### Element and region listings

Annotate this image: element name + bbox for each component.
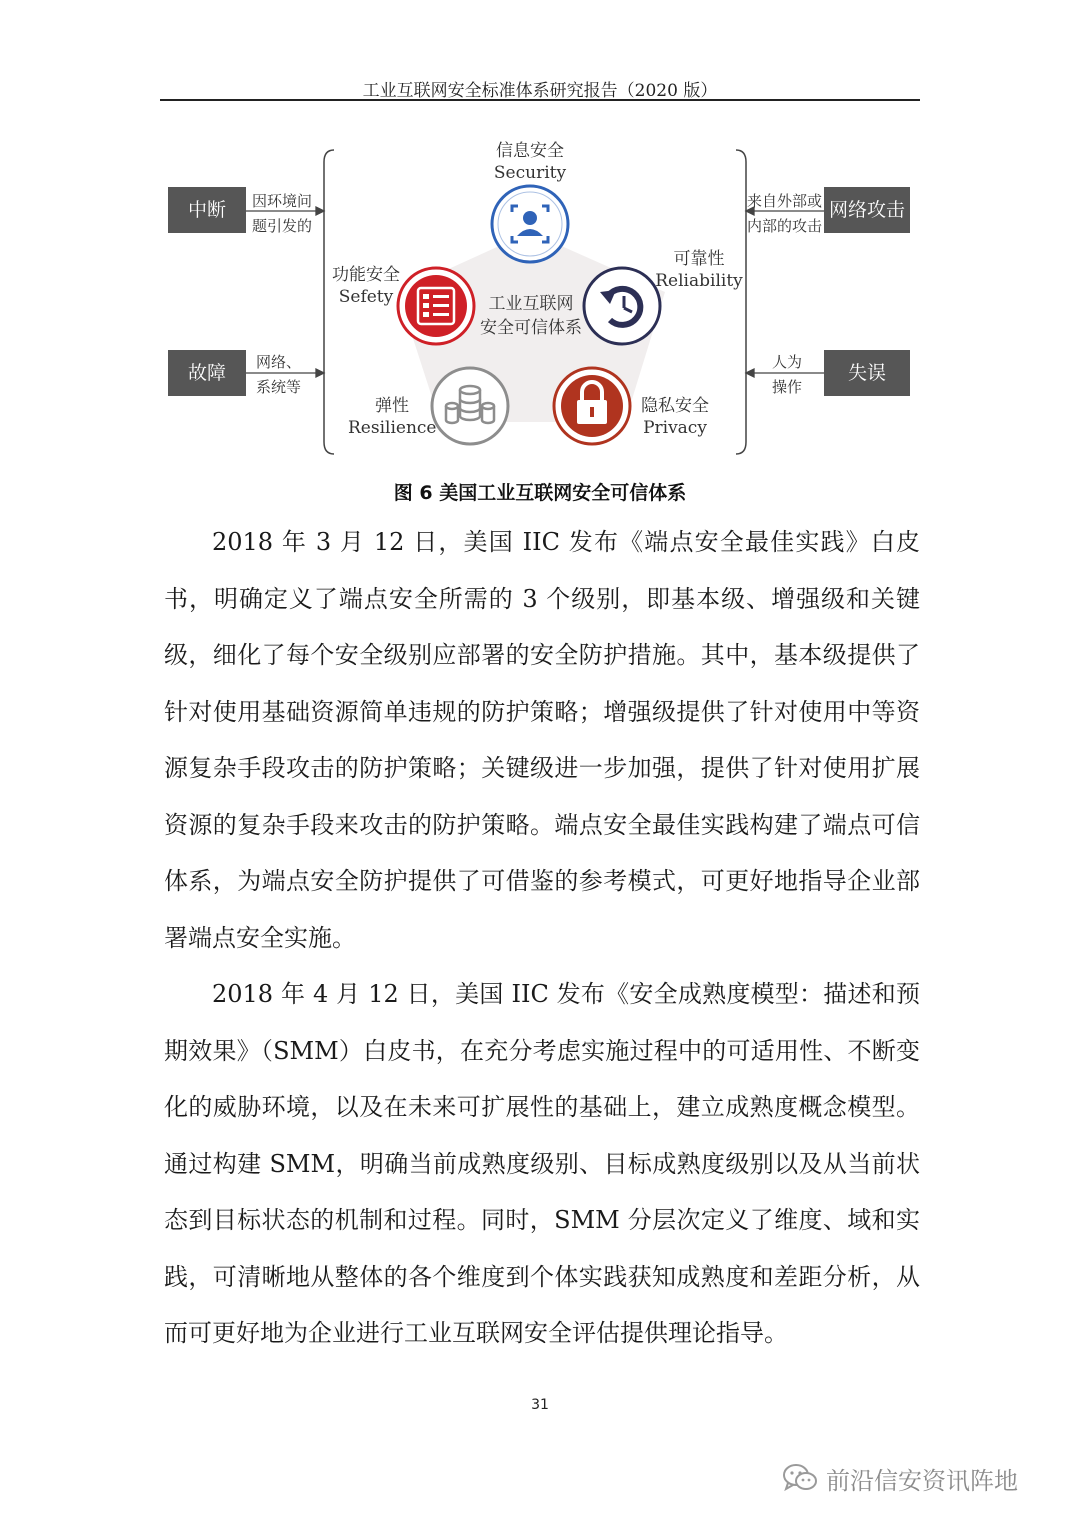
padlock-icon <box>554 368 630 444</box>
privacy-label-zh: 隐私安全 <box>641 396 709 416</box>
center-label-line-1: 工业互联网 <box>488 294 574 314</box>
privacy-label <box>632 395 718 439</box>
network-attack-note-line-1: 来自外部或 <box>747 192 823 210</box>
reliability-label-en: Reliability <box>655 271 743 291</box>
reliability-label <box>654 248 744 292</box>
security-label-en: Security <box>493 163 567 183</box>
wechat-icon <box>782 1463 818 1493</box>
header-divider <box>160 99 920 101</box>
resilience-label-en: Resilience <box>348 418 437 438</box>
page-header-title: 工业互联网安全标准体系研究报告（2020 版） <box>362 81 718 101</box>
fault-note <box>256 350 301 400</box>
interruption-note <box>252 189 312 239</box>
network-attack-box: 网络攻击 <box>824 187 910 233</box>
checklist-icon <box>398 268 474 344</box>
network-attack-note <box>747 189 822 239</box>
body-paragraph-2: 2018 年 4 月 12 日，美国 IIC 发布《安全成熟度模型：描述和预期效果》（SMM）白皮书，在充分考虑实施过程中的可适用性、不断变化的威胁环境，以及在未来可扩展性的基础上，建立成熟度概念模型。通过构建 SMM，明确当前成熟度级别、目标成熟度级别以及从当前状态到目标状态的机制和过程。同时，SMM 分层次定义了维度、域和实践，可清晰地从整体的各个维度到个体实践获知成熟度和差距分析，从而可更好地为企业进行工业互联网安全评估提供理论指导。 <box>164 980 920 1347</box>
interruption-note-line-1: 因环境问 <box>252 192 313 210</box>
center-label-line-2: 安全可信体系 <box>480 318 582 338</box>
user-scan-icon <box>492 186 568 262</box>
human-error-note <box>772 350 802 400</box>
security-label <box>480 140 580 184</box>
fault-note-line-1: 网络、 <box>256 353 302 371</box>
watermark-text: 前沿信安资讯阵地 <box>826 1466 1018 1495</box>
human-error-note-line-2: 操作 <box>772 378 803 396</box>
fault-note-line-2: 系统等 <box>256 378 302 396</box>
figure-caption: 图 6 美国工业互联网安全可信体系 <box>393 482 687 504</box>
safety-label-zh: 功能安全 <box>332 265 400 285</box>
safety-label <box>326 264 406 308</box>
right-brace <box>736 150 746 454</box>
interruption-box: 中断 <box>168 187 246 233</box>
human-error-box: 失误 <box>824 350 910 396</box>
page-number: 31 <box>531 1397 549 1413</box>
privacy-label-en: Privacy <box>643 418 707 438</box>
interruption-note-line-2: 题引发的 <box>252 217 313 235</box>
safety-label-en: Sefety <box>338 287 394 307</box>
trust-framework-figure <box>160 132 920 472</box>
security-label-zh: 信息安全 <box>496 141 564 161</box>
human-error-note-line-1: 人为 <box>772 353 803 371</box>
database-icon <box>432 368 508 444</box>
network-attack-note-line-2: 内部的攻击 <box>747 217 823 235</box>
fault-box: 故障 <box>168 350 246 396</box>
resilience-label-zh: 弹性 <box>375 396 409 416</box>
resilience-label <box>348 395 436 439</box>
body-paragraph-1: 2018 年 3 月 12 日，美国 IIC 发布《端点安全最佳实践》白皮书，明确定义了端点安全所需的 3 个级别，即基本级、增强级和关键级，细化了每个安全级别应部署的安全防护措施。其中，基本级提供了针对使用基础资源简单违规的防护策略；增强级提供了针对使用中等资源复杂手段攻击的防护策略；关键级进一步加强，提供了针对使用扩展资源的复杂手段来攻击的防护策略。端点安全最佳实践构建了端点可信体系，为端点安全防护提供了可借鉴的参考模式，可更好地指导企业部署端点安全实施。 <box>164 528 920 952</box>
center-label <box>472 292 590 340</box>
watermark <box>782 1458 1052 1498</box>
refresh-clock-icon <box>584 268 660 344</box>
reliability-label-zh: 可靠性 <box>673 249 725 269</box>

### Task to complete
Identify every line in the material above that contains the string "header", copying each one in full. Case counts.

### Solved exercise
header-divider <box>160 99 920 101</box>
page-header-title: 工业互联网安全标准体系研究报告（2020 版） <box>362 81 718 101</box>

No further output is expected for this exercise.